Start DATA IN THIS EXERCISE
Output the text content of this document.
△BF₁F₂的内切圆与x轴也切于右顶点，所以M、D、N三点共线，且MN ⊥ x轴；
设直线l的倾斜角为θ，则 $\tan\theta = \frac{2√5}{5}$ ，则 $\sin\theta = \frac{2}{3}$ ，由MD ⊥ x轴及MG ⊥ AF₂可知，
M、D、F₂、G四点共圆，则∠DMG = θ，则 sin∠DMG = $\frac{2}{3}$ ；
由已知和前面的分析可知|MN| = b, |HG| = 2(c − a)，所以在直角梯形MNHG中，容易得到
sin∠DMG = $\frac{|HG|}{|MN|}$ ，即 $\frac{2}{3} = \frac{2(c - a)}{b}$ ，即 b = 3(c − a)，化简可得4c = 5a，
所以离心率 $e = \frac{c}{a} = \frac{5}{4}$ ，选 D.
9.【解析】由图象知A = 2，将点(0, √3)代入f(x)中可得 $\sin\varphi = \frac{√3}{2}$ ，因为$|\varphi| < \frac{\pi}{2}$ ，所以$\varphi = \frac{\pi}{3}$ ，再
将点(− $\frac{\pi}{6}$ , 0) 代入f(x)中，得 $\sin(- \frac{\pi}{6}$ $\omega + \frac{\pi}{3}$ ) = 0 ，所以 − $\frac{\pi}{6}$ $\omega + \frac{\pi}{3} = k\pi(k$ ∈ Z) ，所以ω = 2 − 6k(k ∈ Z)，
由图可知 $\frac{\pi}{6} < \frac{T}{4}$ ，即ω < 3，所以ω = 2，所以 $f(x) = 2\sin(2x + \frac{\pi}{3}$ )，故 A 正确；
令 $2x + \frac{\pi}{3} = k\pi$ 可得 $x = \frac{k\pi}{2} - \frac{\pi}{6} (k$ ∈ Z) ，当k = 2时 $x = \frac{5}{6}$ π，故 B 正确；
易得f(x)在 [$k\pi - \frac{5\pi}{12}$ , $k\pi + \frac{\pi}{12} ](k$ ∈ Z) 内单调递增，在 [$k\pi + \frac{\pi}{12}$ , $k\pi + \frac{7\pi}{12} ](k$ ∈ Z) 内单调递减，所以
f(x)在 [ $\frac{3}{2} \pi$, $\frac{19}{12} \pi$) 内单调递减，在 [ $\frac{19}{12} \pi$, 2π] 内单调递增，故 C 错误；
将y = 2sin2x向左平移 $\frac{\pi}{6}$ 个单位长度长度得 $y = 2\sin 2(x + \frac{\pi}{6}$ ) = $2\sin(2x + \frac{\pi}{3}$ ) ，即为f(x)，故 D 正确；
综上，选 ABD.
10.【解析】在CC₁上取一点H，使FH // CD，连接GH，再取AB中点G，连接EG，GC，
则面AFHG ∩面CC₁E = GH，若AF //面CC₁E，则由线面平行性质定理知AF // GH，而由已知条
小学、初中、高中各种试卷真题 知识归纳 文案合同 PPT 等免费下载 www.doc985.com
End DATA IN THIS EXERCISE
§ **SET TASK**
Write out the entries above word for word.

§ **RESULT OF THE EXERCISE**
Output the text content of this document.
△BF₁F₂的内切圆与x轴也切于右顶点，所以M、D、N三点共线，且MN ⊥ x轴；
设直线l的倾斜角为θ，则 $\tan\theta = \frac{2√5}{5}$ ，则 $\sin\theta = \frac{2}{3}$ ，由MD ⊥ x轴及MG ⊥ AF₂可知，
M、D、F₂、G四点共圆，则∠DMG = θ，则 sin∠DMG = $\frac{2}{3}$ ；
由已知和前面的分析可知|MN| = b, |HG| = 2(c − a)，所以在直角梯形MNHG中，容易得到
sin∠DMG = $\frac{|HG|}{|MN|}$ ，即 $\frac{2}{3} = \frac{2(c - a)}{b}$ ，即 b = 3(c − a)，化简可得4c = 5a，
所以离心率 $e = \frac{c}{a} = \frac{5}{4}$ ，选 D.
9.【解析】由图象知A = 2，将点(0, √3)代入f(x)中可得 $\sin\varphi = \frac{√3}{2}$ ，因为$|\varphi| < \frac{\pi}{2}$ ，所以$\varphi = \frac{\pi}{3}$ ，再
将点(− $\frac{\pi}{6}$ , 0) 代入f(x)中，得 $\sin(- \frac{\pi}{6}$ $\omega + \frac{\pi}{3}$ ) = 0 ，所以 − $\frac{\pi}{6}$ $\omega + \frac{\pi}{3} = k\pi(k$ ∈ Z) ，所以ω = 2 − 6k(k ∈ Z)，
由图可知 $\frac{\pi}{6} < \frac{T}{4}$ ，即ω < 3，所以ω = 2，所以 $f(x) = 2\sin(2x + \frac{\pi}{3}$ )，故 A 正确；
令 $2x + \frac{\pi}{3} = k\pi$ 可得 $x = \frac{k\pi}{2} - \frac{\pi}{6} (k$ ∈ Z) ，当k = 2时 $x = \frac{5}{6}$ π，故 B 正确；
易得f(x)在 [$k\pi - \frac{5\pi}{12}$ , $k\pi + \frac{\pi}{12} ](k$ ∈ Z) 内单调递增，在 [$k\pi + \frac{\pi}{12}$ , $k\pi + \frac{7\pi}{12} ](k$ ∈ Z) 内单调递减，所以
f(x)在 [ $\frac{3}{2} \pi$, $\frac{19}{12} \pi$) 内单调递减，在 [ $\frac{19}{12} \pi$, 2π] 内单调递增，故 C 错误；
将y = 2sin2x向左平移 $\frac{\pi}{6}$ 个单位长度长度得 $y = 2\sin 2(x + \frac{\pi}{6}$ ) = $2\sin(2x + \frac{\pi}{3}$ ) ，即为f(x)，故 D 正确；
综上，选 ABD.
10.【解析】在CC₁上取一点H，使FH // CD，连接GH，再取AB中点G，连接EG，GC，
则面AFHG ∩面CC₁E = GH，若AF //面CC₁E，则由线面平行性质定理知AF // GH，而由已知条
小学、初中、高中各种试卷真题 知识归纳 文案合同 PPT 等免费下载 www.doc985.com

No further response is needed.